(Rows from a figure dataset)
[start]
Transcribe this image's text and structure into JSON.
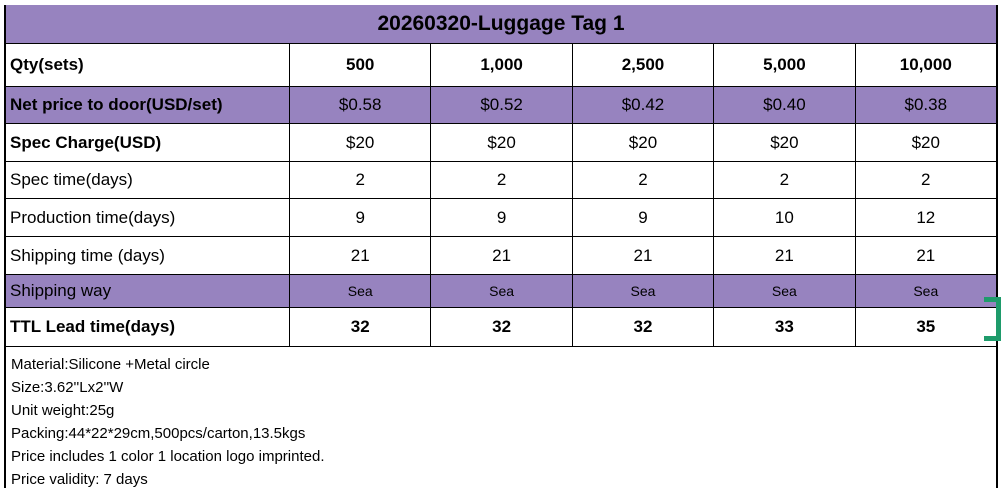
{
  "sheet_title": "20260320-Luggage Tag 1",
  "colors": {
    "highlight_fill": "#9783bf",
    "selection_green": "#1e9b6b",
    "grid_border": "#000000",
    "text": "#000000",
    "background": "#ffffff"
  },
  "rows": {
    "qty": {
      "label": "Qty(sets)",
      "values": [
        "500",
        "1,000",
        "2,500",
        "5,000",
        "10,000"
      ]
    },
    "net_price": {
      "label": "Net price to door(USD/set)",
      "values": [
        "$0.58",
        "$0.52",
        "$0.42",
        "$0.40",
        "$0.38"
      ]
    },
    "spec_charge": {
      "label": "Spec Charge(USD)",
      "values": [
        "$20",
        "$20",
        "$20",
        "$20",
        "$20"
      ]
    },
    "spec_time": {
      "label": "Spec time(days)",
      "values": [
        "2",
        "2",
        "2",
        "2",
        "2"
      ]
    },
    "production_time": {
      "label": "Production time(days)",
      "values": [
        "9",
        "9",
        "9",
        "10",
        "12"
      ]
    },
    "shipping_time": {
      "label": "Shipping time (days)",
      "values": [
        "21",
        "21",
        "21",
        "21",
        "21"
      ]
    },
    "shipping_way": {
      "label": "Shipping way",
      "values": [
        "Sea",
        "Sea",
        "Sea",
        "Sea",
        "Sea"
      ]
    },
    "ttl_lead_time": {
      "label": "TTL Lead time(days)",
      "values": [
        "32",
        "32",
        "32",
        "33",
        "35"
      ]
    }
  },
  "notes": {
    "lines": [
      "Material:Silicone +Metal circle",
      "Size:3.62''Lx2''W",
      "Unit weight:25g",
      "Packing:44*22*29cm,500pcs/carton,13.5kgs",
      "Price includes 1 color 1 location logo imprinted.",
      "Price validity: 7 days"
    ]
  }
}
[end]
• **WORK TO BE COMPLETED**
Scan the material above. Return every line containing the string "label".

• **EXERCISE RESPONSE**
      "label": "Qty(sets)",
      "label": "Net price to door(USD/set)",
      "label": "Spec Charge(USD)",
      "label": "Spec time(days)",
      "label": "Production time(days)",
      "label": "Shipping time (days)",
      "label": "Shipping way",
      "label": "TTL Lead time(days)",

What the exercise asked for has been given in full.